DIRECTION: Please return every line in the records below that contains the string "state". Case counts.

— begin INFORMATION SHOWN —

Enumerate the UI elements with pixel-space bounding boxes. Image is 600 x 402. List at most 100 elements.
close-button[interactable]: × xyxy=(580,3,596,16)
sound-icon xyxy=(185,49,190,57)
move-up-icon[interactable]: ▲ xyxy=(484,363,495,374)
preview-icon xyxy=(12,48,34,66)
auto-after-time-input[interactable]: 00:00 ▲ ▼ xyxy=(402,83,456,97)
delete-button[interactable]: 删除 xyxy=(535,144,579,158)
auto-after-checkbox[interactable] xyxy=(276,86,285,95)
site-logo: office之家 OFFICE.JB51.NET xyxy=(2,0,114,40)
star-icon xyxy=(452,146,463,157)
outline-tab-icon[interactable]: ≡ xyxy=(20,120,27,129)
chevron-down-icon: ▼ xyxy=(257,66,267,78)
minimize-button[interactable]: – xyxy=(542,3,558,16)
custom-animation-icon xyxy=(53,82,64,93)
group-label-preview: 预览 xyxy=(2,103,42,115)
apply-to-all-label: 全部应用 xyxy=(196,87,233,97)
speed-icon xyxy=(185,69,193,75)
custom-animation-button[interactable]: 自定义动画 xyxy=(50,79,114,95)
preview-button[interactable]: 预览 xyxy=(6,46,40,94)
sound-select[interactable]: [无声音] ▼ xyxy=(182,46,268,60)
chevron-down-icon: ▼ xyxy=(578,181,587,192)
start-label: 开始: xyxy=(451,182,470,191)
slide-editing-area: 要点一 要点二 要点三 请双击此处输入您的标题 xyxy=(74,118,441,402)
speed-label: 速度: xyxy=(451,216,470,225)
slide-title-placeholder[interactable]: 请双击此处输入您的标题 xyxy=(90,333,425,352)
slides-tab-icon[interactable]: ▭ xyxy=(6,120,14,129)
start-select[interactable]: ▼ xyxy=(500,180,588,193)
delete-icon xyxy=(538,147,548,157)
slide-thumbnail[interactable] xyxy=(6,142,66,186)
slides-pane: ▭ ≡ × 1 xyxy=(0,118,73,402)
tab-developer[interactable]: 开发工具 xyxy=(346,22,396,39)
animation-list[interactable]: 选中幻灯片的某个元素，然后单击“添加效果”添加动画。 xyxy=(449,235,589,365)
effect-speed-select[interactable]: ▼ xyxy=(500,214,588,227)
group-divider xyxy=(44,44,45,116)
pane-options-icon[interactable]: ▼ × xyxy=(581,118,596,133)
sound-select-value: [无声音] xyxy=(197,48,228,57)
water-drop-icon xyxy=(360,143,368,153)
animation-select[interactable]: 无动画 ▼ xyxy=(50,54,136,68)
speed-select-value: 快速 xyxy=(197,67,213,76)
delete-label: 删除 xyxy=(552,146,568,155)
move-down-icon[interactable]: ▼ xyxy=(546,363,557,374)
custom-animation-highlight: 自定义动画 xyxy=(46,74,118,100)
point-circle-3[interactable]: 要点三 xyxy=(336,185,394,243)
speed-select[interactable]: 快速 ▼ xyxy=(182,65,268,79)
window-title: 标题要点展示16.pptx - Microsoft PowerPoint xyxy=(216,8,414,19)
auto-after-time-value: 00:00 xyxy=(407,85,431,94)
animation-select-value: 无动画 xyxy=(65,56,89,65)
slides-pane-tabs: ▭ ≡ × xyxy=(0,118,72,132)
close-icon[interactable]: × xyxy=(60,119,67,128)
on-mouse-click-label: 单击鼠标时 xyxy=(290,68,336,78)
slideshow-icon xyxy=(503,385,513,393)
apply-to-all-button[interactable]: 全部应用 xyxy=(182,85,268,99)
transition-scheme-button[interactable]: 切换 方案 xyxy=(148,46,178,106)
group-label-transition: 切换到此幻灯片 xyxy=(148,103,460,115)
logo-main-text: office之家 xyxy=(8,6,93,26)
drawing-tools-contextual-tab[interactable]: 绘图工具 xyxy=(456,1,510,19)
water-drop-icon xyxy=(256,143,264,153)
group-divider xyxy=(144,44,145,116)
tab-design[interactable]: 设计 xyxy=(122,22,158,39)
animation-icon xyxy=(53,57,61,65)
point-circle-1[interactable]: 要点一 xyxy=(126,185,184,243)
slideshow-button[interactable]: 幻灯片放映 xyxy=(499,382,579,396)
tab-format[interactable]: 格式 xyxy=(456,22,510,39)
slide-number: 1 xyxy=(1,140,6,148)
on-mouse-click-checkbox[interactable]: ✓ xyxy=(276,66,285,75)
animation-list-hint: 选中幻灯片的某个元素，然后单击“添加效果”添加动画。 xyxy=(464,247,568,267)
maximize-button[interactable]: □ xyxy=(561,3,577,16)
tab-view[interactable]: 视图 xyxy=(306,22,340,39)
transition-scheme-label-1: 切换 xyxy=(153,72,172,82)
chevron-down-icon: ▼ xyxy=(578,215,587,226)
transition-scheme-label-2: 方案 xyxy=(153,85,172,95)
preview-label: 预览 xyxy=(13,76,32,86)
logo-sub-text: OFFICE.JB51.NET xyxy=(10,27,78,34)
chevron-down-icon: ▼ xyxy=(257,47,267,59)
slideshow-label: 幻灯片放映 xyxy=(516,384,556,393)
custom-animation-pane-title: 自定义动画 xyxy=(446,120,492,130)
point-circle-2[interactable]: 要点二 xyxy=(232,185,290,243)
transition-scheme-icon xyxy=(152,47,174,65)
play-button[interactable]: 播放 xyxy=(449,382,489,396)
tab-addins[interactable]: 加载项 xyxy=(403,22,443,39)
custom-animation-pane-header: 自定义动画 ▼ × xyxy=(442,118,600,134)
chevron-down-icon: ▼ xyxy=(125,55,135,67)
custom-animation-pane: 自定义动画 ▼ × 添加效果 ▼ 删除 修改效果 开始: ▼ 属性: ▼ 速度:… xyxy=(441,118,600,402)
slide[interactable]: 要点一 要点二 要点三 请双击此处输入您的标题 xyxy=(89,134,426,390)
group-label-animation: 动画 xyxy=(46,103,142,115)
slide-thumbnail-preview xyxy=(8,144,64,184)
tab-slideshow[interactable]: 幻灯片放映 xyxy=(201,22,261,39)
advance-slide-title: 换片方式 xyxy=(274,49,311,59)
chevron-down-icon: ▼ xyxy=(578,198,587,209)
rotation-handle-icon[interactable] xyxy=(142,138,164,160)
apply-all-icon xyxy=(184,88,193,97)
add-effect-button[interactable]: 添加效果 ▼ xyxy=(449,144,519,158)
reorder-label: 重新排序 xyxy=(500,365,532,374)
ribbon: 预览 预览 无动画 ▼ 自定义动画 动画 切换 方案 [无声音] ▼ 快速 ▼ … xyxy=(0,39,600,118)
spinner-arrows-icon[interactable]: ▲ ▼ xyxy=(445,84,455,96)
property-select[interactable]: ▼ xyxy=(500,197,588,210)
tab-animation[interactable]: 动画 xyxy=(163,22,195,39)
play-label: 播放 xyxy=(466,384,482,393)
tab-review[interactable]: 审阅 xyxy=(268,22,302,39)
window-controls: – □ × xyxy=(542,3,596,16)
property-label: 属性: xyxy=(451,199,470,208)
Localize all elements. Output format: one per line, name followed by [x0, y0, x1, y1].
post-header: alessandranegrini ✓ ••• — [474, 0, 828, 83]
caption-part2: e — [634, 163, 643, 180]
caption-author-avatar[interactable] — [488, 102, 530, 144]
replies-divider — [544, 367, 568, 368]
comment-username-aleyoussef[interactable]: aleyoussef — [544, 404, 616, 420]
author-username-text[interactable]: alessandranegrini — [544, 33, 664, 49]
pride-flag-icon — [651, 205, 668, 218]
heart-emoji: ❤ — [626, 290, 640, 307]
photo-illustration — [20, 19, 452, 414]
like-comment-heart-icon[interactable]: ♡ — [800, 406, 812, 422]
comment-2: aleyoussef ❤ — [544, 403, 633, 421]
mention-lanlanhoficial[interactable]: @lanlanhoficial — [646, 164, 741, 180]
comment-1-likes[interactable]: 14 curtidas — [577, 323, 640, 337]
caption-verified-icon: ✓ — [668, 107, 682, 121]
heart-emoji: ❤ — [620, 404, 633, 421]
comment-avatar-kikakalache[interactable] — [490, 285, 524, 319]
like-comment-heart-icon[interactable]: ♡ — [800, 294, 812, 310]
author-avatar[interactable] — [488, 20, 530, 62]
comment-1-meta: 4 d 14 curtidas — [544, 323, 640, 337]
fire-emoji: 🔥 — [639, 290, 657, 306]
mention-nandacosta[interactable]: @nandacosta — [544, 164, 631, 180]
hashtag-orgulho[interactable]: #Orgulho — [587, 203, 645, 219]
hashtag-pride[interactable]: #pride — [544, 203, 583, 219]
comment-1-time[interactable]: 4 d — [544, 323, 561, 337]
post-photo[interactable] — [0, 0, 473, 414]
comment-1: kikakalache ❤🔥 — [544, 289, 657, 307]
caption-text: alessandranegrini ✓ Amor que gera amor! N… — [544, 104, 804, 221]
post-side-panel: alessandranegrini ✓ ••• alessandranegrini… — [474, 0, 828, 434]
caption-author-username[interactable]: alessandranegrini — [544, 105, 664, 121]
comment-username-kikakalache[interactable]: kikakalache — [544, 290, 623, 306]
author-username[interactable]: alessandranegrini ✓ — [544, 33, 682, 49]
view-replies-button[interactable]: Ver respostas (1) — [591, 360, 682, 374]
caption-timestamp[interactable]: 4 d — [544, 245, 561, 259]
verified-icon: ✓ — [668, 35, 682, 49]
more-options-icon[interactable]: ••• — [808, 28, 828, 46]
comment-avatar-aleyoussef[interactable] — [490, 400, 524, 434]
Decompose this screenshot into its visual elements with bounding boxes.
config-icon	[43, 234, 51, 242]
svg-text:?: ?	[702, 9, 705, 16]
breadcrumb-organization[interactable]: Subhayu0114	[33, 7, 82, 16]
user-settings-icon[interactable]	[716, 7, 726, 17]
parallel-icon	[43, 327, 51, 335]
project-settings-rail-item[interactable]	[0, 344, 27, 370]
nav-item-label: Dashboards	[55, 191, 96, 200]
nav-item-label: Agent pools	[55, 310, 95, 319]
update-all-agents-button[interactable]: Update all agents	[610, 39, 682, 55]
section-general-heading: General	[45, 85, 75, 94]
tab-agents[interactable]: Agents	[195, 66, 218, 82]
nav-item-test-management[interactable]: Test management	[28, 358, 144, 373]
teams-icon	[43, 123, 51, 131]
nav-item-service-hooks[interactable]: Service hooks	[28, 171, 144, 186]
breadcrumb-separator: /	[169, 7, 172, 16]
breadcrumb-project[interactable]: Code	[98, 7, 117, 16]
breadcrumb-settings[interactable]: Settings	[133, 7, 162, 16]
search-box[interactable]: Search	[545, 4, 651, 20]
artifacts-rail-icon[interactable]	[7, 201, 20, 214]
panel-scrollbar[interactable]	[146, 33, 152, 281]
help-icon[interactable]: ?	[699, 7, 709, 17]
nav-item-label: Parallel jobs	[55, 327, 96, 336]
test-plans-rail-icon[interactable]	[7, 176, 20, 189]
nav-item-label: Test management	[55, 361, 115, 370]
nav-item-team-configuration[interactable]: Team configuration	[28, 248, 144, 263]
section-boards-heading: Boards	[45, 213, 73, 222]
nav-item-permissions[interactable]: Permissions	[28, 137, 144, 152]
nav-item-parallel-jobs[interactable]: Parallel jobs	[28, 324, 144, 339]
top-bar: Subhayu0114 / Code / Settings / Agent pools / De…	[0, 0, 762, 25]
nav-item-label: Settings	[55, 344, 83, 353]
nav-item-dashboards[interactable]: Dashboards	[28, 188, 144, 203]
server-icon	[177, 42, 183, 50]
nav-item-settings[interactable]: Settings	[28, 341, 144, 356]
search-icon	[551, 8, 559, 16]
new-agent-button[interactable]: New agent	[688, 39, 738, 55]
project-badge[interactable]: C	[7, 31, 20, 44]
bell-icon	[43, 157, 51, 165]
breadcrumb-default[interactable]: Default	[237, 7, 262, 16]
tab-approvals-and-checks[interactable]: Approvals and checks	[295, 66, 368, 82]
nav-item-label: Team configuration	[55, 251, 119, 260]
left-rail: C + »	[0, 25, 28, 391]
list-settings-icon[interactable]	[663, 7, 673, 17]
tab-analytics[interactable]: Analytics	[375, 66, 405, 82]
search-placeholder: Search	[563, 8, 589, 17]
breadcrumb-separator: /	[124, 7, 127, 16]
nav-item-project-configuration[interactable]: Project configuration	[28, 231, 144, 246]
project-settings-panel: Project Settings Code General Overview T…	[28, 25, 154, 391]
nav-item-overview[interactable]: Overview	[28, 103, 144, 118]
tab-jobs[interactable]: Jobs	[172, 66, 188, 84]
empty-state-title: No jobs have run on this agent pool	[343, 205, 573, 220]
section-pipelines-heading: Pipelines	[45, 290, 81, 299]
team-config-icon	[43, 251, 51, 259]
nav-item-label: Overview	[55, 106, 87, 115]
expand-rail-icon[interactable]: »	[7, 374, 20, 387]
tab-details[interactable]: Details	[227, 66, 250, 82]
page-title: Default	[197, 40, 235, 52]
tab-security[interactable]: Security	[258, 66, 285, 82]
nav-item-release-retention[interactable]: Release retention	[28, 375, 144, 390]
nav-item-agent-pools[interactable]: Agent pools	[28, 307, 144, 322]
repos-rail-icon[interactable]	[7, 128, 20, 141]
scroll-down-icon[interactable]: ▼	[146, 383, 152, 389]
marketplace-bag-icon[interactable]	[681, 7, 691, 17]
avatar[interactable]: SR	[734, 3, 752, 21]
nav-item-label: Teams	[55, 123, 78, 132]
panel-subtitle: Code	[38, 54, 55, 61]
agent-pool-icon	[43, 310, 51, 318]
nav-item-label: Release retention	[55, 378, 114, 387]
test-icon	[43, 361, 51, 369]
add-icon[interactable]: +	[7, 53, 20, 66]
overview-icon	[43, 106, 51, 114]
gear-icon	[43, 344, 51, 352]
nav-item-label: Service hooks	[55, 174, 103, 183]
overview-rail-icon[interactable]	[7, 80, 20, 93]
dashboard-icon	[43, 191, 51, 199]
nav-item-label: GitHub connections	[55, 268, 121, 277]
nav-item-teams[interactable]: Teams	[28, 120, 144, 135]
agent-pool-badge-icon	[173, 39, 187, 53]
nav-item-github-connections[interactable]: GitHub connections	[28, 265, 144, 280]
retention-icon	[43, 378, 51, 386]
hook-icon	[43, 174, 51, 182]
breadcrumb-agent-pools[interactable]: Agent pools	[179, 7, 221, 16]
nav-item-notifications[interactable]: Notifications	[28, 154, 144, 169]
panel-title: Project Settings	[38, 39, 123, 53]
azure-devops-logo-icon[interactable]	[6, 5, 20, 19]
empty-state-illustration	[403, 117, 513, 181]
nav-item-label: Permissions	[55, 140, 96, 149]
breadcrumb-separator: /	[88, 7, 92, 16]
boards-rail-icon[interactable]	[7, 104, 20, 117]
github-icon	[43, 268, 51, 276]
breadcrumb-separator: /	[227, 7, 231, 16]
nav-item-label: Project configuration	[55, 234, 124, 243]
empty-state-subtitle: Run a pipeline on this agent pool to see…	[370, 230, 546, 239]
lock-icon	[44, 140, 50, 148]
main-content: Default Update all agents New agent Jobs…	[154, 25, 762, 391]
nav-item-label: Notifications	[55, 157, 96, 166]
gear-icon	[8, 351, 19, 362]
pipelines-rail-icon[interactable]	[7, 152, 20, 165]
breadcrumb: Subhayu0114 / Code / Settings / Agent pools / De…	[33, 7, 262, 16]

— end INFORMATION SHOWN —

RESULT OF THIS TASK:
empty-state-title: No jobs have run on this agent pool	[343, 205, 573, 220]
empty-state-illustration	[403, 117, 513, 181]
empty-state-subtitle: Run a pipeline on this agent pool to see…	[370, 230, 546, 239]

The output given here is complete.